--- RECORD LIST ---
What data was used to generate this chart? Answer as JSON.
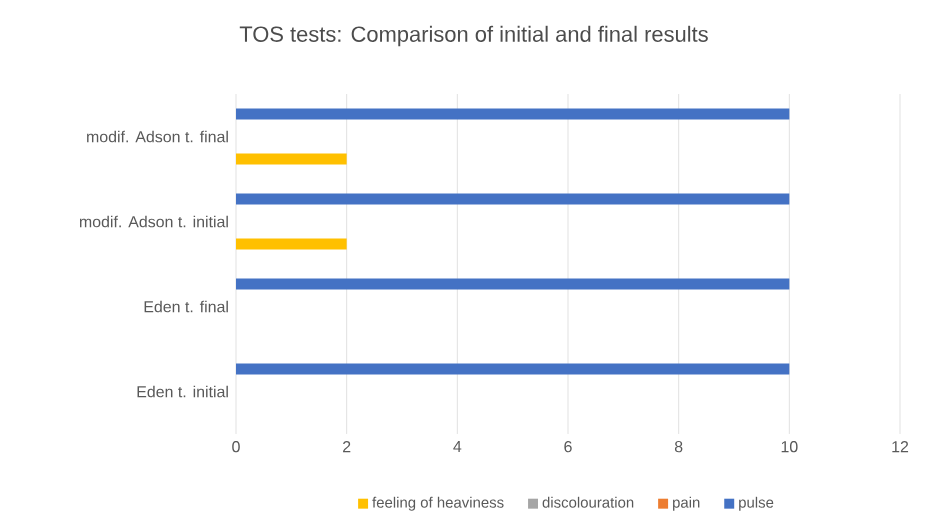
{
  "chart_data": {
    "type": "bar",
    "orientation": "horizontal",
    "title": "TOS tests: Comparison of initial and final results",
    "categories": [
      "modif. Adson t. final",
      "modif. Adson t. initial",
      "Eden t. final",
      "Eden t. initial"
    ],
    "series": [
      {
        "name": "feeling of heaviness",
        "color": "#ffc000",
        "values": [
          2,
          2,
          0,
          0
        ]
      },
      {
        "name": "discolouration",
        "color": "#a5a5a5",
        "values": [
          0,
          0,
          0,
          0
        ]
      },
      {
        "name": "pain",
        "color": "#ed7d31",
        "values": [
          0,
          0,
          0,
          0
        ]
      },
      {
        "name": "pulse",
        "color": "#4472c4",
        "values": [
          10,
          10,
          10,
          10
        ]
      }
    ],
    "xlim": [
      0,
      12
    ],
    "xticks": [
      0,
      2,
      4,
      6,
      8,
      10,
      12
    ],
    "grid": "x",
    "legend": "bottom"
  }
}
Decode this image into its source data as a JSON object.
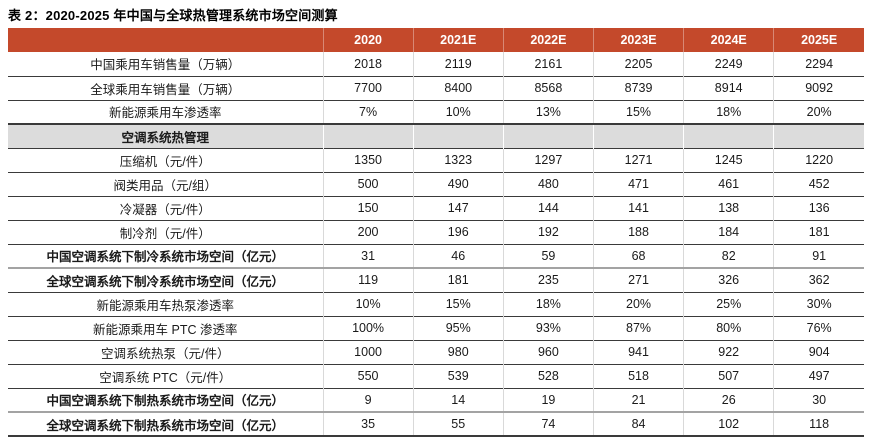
{
  "title": "表 2：2020-2025 年中国与全球热管理系统市场空间测算",
  "colors": {
    "header_bg": "#C4492B",
    "header_text": "#FFFFFF",
    "section_row_bg": "#DCDCDC",
    "row_border": "#3A3A3A",
    "column_divider": "#D9D9D9",
    "thick_divider": "#A3A3A3"
  },
  "chart_data": {
    "type": "table",
    "title": "表 2：2020-2025 年中国与全球热管理系统市场空间测算",
    "columns": [
      "2020",
      "2021E",
      "2022E",
      "2023E",
      "2024E",
      "2025E"
    ],
    "rows": [
      {
        "label": "中国乘用车销售量（万辆）",
        "values": [
          "2018",
          "2119",
          "2161",
          "2205",
          "2249",
          "2294"
        ],
        "emphasis": "normal",
        "thick_top": false
      },
      {
        "label": "全球乘用车销售量（万辆）",
        "values": [
          "7700",
          "8400",
          "8568",
          "8739",
          "8914",
          "9092"
        ],
        "emphasis": "normal",
        "thick_top": false
      },
      {
        "label": "新能源乘用车渗透率",
        "values": [
          "7%",
          "10%",
          "13%",
          "15%",
          "18%",
          "20%"
        ],
        "emphasis": "normal",
        "thick_top": false
      },
      {
        "label": "空调系统热管理",
        "values": [
          "",
          "",
          "",
          "",
          "",
          ""
        ],
        "emphasis": "section",
        "thick_top": false
      },
      {
        "label": "压缩机（元/件）",
        "values": [
          "1350",
          "1323",
          "1297",
          "1271",
          "1245",
          "1220"
        ],
        "emphasis": "normal",
        "thick_top": false
      },
      {
        "label": "阀类用品（元/组）",
        "values": [
          "500",
          "490",
          "480",
          "471",
          "461",
          "452"
        ],
        "emphasis": "normal",
        "thick_top": false
      },
      {
        "label": "冷凝器（元/件）",
        "values": [
          "150",
          "147",
          "144",
          "141",
          "138",
          "136"
        ],
        "emphasis": "normal",
        "thick_top": false
      },
      {
        "label": "制冷剂（元/件）",
        "values": [
          "200",
          "196",
          "192",
          "188",
          "184",
          "181"
        ],
        "emphasis": "normal",
        "thick_top": false
      },
      {
        "label": "中国空调系统下制冷系统市场空间（亿元）",
        "values": [
          "31",
          "46",
          "59",
          "68",
          "82",
          "91"
        ],
        "emphasis": "bold",
        "thick_top": false
      },
      {
        "label": "全球空调系统下制冷系统市场空间（亿元）",
        "values": [
          "119",
          "181",
          "235",
          "271",
          "326",
          "362"
        ],
        "emphasis": "bold",
        "thick_top": true
      },
      {
        "label": "新能源乘用车热泵渗透率",
        "values": [
          "10%",
          "15%",
          "18%",
          "20%",
          "25%",
          "30%"
        ],
        "emphasis": "normal",
        "thick_top": false
      },
      {
        "label": "新能源乘用车 PTC 渗透率",
        "values": [
          "100%",
          "95%",
          "93%",
          "87%",
          "80%",
          "76%"
        ],
        "emphasis": "normal",
        "thick_top": false
      },
      {
        "label": "空调系统热泵（元/件）",
        "values": [
          "1000",
          "980",
          "960",
          "941",
          "922",
          "904"
        ],
        "emphasis": "normal",
        "thick_top": false
      },
      {
        "label": "空调系统 PTC（元/件）",
        "values": [
          "550",
          "539",
          "528",
          "518",
          "507",
          "497"
        ],
        "emphasis": "normal",
        "thick_top": false
      },
      {
        "label": "中国空调系统下制热系统市场空间（亿元）",
        "values": [
          "9",
          "14",
          "19",
          "21",
          "26",
          "30"
        ],
        "emphasis": "bold",
        "thick_top": false
      },
      {
        "label": "全球空调系统下制热系统市场空间（亿元）",
        "values": [
          "35",
          "55",
          "74",
          "84",
          "102",
          "118"
        ],
        "emphasis": "bold",
        "thick_top": true
      }
    ]
  }
}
---
STATED TASK
Pull out each line of the entries that contains "title".

SOLVED PROBLEM
    "title": "TOS tests: Comparison of initial and final results",
  "title": "表 2：2020-2025 年中国与全球热管理系统市场空间测算",
    "title": "表 2：2020-2025 年中国与全球热管理系统市场空间测算",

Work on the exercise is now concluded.